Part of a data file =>
[Begin]

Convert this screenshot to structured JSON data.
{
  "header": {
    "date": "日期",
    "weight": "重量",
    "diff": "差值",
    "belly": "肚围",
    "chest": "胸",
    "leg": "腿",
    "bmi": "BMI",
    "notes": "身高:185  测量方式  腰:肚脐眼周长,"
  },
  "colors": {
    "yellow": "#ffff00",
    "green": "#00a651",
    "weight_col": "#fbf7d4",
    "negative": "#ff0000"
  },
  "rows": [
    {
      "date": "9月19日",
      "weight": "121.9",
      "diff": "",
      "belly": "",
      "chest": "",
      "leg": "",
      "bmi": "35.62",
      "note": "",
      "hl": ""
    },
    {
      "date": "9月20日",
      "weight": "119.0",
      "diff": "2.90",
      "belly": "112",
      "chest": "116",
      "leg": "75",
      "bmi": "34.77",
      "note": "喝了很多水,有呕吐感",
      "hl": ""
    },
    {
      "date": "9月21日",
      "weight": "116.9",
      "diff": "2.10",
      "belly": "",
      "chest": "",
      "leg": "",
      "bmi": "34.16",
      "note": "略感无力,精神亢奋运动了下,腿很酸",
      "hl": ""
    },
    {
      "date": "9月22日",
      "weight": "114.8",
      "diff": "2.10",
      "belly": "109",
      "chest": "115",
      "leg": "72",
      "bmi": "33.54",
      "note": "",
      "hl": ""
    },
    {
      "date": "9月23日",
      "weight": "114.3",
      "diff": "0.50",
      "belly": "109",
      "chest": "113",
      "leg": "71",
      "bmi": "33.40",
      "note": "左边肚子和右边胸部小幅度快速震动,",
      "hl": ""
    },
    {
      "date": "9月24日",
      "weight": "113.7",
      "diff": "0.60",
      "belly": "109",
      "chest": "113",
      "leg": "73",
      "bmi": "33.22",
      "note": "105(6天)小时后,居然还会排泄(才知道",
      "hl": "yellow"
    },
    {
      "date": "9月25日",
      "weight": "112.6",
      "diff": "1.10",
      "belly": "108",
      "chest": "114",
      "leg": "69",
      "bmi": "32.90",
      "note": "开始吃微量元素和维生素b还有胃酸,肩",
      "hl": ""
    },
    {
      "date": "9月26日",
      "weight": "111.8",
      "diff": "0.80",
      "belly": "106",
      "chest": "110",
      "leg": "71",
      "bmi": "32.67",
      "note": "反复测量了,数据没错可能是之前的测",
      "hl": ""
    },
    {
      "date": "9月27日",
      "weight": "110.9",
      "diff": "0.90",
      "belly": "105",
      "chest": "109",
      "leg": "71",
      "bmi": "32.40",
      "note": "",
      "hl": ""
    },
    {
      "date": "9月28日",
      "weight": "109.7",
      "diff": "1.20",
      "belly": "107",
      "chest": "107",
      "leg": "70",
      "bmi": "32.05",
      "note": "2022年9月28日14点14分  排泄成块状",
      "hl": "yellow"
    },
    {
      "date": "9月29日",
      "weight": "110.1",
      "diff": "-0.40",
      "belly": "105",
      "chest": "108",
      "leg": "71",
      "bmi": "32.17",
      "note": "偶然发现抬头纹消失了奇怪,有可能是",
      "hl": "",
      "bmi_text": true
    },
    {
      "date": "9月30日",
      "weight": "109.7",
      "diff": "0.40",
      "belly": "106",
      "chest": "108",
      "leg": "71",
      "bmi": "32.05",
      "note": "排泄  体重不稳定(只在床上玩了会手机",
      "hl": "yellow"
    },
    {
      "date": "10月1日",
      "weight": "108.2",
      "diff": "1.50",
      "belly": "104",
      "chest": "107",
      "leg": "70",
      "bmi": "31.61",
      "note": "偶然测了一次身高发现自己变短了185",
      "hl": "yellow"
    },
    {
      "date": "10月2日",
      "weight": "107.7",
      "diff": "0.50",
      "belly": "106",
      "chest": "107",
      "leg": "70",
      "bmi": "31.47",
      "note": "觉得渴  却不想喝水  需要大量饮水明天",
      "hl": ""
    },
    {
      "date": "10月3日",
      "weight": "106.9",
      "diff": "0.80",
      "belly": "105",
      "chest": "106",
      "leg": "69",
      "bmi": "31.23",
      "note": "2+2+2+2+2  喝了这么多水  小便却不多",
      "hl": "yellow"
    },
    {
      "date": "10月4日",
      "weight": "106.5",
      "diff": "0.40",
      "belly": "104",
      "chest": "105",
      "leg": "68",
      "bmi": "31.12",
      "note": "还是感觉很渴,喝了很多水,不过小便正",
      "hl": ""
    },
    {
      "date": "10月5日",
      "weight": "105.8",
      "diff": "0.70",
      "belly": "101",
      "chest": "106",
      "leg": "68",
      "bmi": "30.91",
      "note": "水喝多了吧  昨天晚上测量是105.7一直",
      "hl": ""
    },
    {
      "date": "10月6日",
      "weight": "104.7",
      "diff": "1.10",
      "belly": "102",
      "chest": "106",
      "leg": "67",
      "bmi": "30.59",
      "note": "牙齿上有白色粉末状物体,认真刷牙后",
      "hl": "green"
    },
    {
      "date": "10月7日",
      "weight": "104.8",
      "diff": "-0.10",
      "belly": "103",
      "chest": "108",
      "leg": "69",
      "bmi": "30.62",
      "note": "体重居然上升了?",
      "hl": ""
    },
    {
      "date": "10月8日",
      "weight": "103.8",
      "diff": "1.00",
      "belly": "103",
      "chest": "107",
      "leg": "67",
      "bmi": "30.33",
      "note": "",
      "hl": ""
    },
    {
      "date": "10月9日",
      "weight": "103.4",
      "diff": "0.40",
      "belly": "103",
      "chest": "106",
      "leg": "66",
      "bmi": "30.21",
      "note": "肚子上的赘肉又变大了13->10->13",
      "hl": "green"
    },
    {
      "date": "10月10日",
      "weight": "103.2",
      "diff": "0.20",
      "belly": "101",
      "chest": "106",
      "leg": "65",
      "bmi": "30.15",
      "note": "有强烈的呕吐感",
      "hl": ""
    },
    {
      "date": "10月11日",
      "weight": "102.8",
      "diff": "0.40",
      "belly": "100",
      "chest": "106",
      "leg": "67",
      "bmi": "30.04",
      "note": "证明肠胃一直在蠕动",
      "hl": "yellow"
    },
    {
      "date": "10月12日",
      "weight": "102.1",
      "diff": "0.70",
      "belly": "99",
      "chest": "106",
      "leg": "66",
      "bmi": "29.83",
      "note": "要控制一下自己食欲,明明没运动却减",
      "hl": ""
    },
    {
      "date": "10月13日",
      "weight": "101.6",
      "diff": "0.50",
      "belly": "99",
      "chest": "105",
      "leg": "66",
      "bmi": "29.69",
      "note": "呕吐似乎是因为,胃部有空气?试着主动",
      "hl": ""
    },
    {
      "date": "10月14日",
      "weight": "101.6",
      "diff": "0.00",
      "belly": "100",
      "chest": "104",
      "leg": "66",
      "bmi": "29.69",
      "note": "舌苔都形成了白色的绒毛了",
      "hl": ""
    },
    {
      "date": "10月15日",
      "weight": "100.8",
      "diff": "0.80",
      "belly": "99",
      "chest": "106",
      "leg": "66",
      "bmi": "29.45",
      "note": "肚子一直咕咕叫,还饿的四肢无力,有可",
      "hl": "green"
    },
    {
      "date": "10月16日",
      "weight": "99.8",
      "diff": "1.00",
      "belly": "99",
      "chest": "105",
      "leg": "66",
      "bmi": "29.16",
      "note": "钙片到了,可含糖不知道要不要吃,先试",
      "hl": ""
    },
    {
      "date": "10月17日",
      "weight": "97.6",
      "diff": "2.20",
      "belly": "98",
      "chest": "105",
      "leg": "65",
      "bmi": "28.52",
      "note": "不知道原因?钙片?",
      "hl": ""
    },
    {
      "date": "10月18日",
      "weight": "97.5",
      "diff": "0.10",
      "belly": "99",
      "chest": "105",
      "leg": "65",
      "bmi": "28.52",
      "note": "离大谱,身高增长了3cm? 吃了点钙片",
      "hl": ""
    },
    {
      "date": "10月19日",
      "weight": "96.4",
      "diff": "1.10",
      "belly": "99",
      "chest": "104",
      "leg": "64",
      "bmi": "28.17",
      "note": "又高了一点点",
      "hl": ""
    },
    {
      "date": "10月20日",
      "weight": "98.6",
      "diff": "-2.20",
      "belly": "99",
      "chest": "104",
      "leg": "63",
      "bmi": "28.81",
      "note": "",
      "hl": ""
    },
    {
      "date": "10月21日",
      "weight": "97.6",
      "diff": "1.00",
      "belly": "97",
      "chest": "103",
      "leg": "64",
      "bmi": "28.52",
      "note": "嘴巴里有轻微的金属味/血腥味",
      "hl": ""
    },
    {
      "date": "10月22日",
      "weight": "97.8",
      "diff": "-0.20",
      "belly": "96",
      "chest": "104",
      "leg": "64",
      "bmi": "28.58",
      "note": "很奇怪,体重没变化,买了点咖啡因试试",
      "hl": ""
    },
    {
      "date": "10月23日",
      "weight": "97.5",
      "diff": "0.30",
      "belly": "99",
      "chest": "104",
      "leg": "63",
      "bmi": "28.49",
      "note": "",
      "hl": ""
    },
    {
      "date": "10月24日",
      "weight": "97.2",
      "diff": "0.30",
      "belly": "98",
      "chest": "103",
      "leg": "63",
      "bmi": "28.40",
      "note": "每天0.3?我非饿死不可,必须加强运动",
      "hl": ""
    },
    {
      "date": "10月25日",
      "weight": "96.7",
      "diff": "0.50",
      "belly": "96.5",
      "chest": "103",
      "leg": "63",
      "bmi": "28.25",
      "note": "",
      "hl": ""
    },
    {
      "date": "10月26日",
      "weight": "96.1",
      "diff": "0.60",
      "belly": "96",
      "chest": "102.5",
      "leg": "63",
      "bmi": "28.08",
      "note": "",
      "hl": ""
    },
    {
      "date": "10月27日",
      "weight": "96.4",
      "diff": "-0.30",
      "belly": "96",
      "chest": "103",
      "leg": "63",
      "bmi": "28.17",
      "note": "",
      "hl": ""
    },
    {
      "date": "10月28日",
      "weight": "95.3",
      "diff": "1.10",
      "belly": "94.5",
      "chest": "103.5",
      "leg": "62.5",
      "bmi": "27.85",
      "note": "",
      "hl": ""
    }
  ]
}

[End]

Give the count of lines containing "喝了很多水", with no added text.

2